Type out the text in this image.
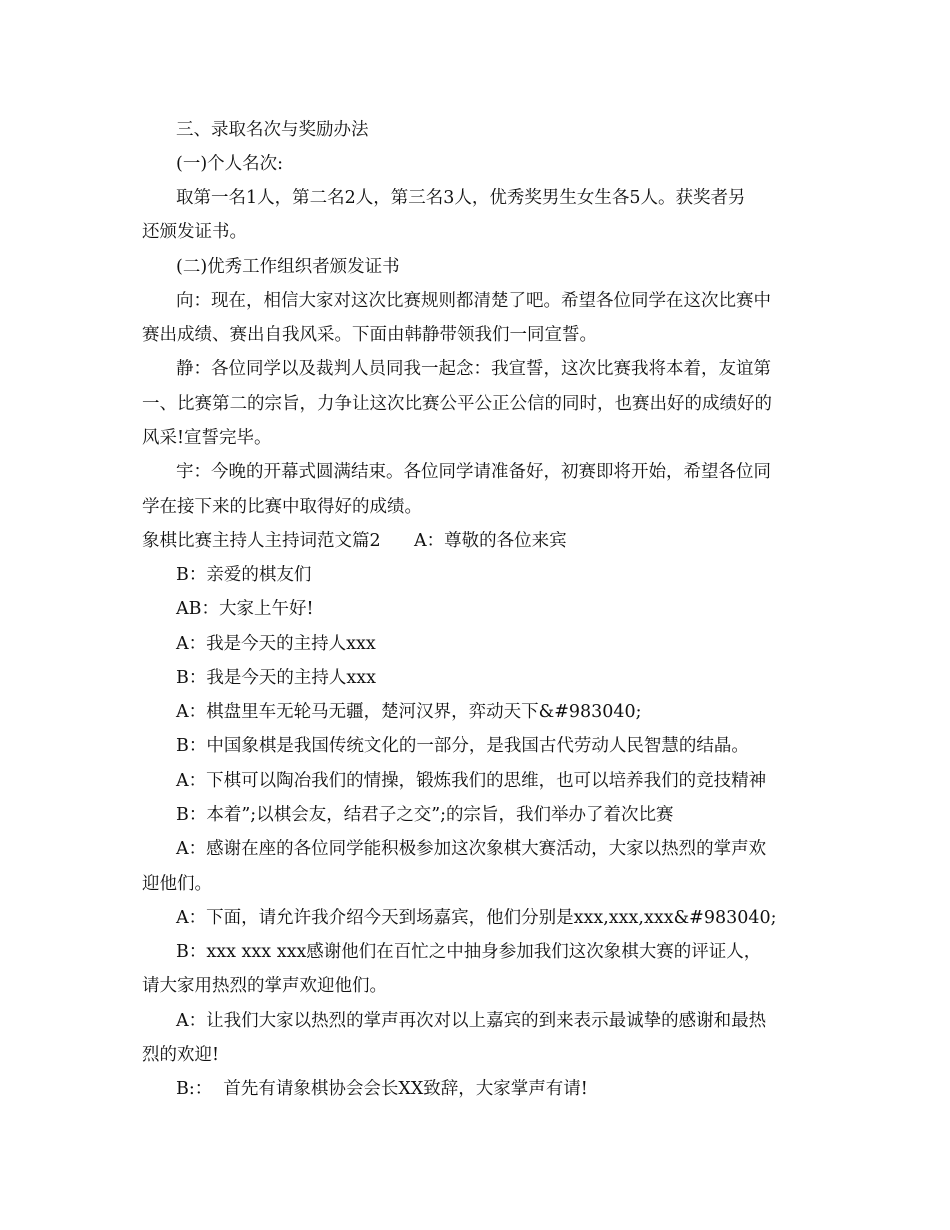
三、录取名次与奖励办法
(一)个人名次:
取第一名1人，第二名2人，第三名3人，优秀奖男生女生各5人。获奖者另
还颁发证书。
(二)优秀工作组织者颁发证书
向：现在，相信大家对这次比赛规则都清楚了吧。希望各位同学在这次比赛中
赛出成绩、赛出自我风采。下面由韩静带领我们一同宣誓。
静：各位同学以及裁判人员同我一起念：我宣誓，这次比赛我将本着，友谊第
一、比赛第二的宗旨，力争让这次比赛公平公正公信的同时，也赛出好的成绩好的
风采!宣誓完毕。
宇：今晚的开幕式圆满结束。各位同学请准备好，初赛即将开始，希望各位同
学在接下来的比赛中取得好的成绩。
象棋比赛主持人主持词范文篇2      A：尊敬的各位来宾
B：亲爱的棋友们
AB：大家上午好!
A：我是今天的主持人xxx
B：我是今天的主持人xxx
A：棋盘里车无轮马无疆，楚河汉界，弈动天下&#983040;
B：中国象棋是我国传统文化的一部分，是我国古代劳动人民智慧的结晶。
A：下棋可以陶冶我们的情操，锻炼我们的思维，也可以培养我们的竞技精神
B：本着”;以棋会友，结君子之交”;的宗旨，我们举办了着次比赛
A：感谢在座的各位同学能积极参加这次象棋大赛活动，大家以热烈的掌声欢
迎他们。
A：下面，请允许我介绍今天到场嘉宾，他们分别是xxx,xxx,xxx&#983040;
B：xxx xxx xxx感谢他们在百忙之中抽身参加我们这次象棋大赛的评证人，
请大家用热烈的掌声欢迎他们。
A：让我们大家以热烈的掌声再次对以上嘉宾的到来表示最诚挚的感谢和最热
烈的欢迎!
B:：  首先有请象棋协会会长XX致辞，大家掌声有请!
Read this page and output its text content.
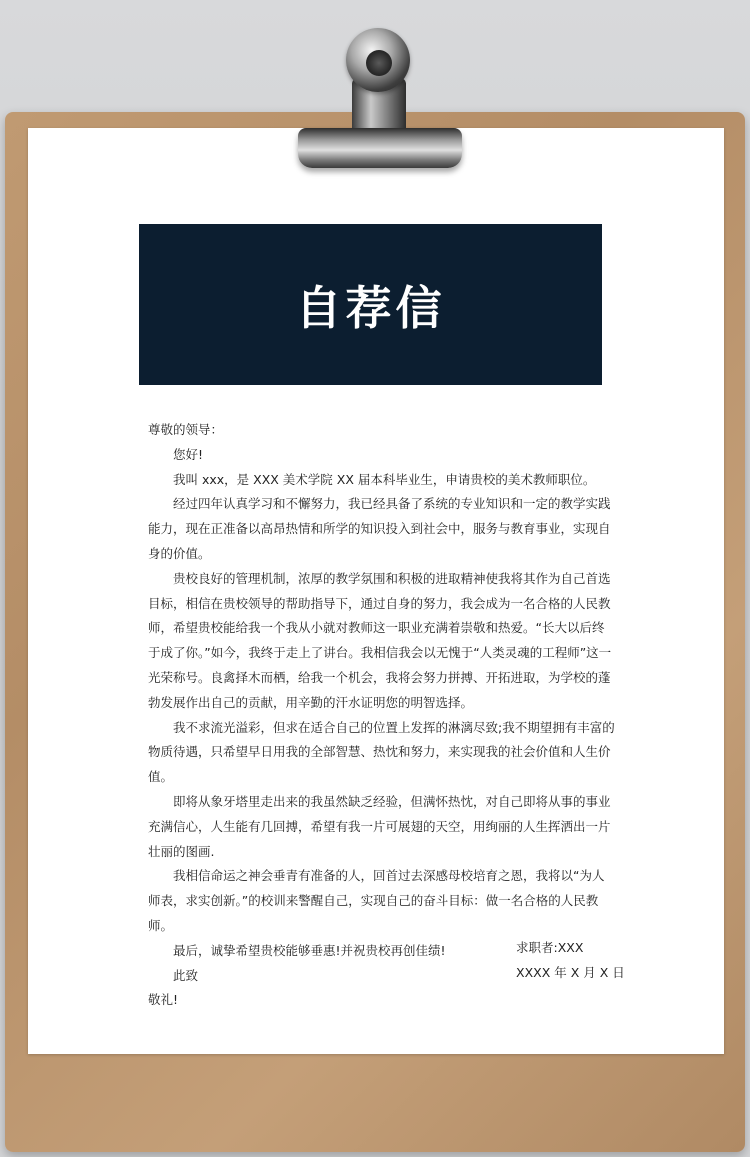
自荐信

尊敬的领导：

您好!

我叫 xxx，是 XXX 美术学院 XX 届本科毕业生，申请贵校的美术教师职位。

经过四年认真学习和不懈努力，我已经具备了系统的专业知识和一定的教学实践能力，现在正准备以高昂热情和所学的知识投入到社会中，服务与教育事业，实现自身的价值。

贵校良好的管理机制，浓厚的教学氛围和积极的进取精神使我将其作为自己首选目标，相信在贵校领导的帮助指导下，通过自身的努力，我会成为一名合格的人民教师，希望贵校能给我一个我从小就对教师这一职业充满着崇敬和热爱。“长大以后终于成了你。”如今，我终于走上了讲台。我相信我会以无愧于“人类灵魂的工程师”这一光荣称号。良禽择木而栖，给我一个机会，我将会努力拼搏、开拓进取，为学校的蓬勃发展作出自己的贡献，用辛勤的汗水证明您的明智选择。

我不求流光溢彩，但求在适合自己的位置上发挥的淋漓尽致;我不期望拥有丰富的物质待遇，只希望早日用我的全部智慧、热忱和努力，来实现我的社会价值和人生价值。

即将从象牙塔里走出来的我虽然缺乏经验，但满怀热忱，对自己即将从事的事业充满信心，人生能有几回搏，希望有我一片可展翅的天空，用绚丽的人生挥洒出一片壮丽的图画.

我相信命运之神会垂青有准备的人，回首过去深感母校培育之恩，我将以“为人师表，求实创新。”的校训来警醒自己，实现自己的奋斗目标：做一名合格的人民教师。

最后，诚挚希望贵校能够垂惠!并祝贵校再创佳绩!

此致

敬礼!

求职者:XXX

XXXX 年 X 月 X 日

▸ What is required
Apart from the pictures, the entries above are to be repeated in full and exactly.

▸ Solution to this task
Type out the text in this image.
三、录取名次与奖励办法
(一)个人名次:
取第一名1人，第二名2人，第三名3人，优秀奖男生女生各5人。获奖者另
还颁发证书。
(二)优秀工作组织者颁发证书
向：现在，相信大家对这次比赛规则都清楚了吧。希望各位同学在这次比赛中
赛出成绩、赛出自我风采。下面由韩静带领我们一同宣誓。
静：各位同学以及裁判人员同我一起念：我宣誓，这次比赛我将本着，友谊第
一、比赛第二的宗旨，力争让这次比赛公平公正公信的同时，也赛出好的成绩好的
风采!宣誓完毕。
宇：今晚的开幕式圆满结束。各位同学请准备好，初赛即将开始，希望各位同
学在接下来的比赛中取得好的成绩。
象棋比赛主持人主持词范文篇2      A：尊敬的各位来宾
B：亲爱的棋友们
AB：大家上午好!
A：我是今天的主持人xxx
B：我是今天的主持人xxx
A：棋盘里车无轮马无疆，楚河汉界，弈动天下&#983040;
B：中国象棋是我国传统文化的一部分，是我国古代劳动人民智慧的结晶。
A：下棋可以陶冶我们的情操，锻炼我们的思维，也可以培养我们的竞技精神
B：本着”;以棋会友，结君子之交”;的宗旨，我们举办了着次比赛
A：感谢在座的各位同学能积极参加这次象棋大赛活动，大家以热烈的掌声欢
迎他们。
A：下面，请允许我介绍今天到场嘉宾，他们分别是xxx,xxx,xxx&#983040;
B：xxx xxx xxx感谢他们在百忙之中抽身参加我们这次象棋大赛的评证人，
请大家用热烈的掌声欢迎他们。
A：让我们大家以热烈的掌声再次对以上嘉宾的到来表示最诚挚的感谢和最热
烈的欢迎!
B:：  首先有请象棋协会会长XX致辞，大家掌声有请!
Read this page and output its text content.
自荐信

尊敬的领导：

您好!

我叫 xxx，是 XXX 美术学院 XX 届本科毕业生，申请贵校的美术教师职位。

经过四年认真学习和不懈努力，我已经具备了系统的专业知识和一定的教学实践能力，现在正准备以高昂热情和所学的知识投入到社会中，服务与教育事业，实现自身的价值。

贵校良好的管理机制，浓厚的教学氛围和积极的进取精神使我将其作为自己首选目标，相信在贵校领导的帮助指导下，通过自身的努力，我会成为一名合格的人民教师，希望贵校能给我一个我从小就对教师这一职业充满着崇敬和热爱。“长大以后终于成了你。”如今，我终于走上了讲台。我相信我会以无愧于“人类灵魂的工程师”这一光荣称号。良禽择木而栖，给我一个机会，我将会努力拼搏、开拓进取，为学校的蓬勃发展作出自己的贡献，用辛勤的汗水证明您的明智选择。

我不求流光溢彩，但求在适合自己的位置上发挥的淋漓尽致;我不期望拥有丰富的物质待遇，只希望早日用我的全部智慧、热忱和努力，来实现我的社会价值和人生价值。

即将从象牙塔里走出来的我虽然缺乏经验，但满怀热忱，对自己即将从事的事业充满信心，人生能有几回搏，希望有我一片可展翅的天空，用绚丽的人生挥洒出一片壮丽的图画.

我相信命运之神会垂青有准备的人，回首过去深感母校培育之恩，我将以“为人师表，求实创新。”的校训来警醒自己，实现自己的奋斗目标：做一名合格的人民教师。

最后，诚挚希望贵校能够垂惠!并祝贵校再创佳绩!

此致

敬礼!

求职者:XXX

XXXX 年 X 月 X 日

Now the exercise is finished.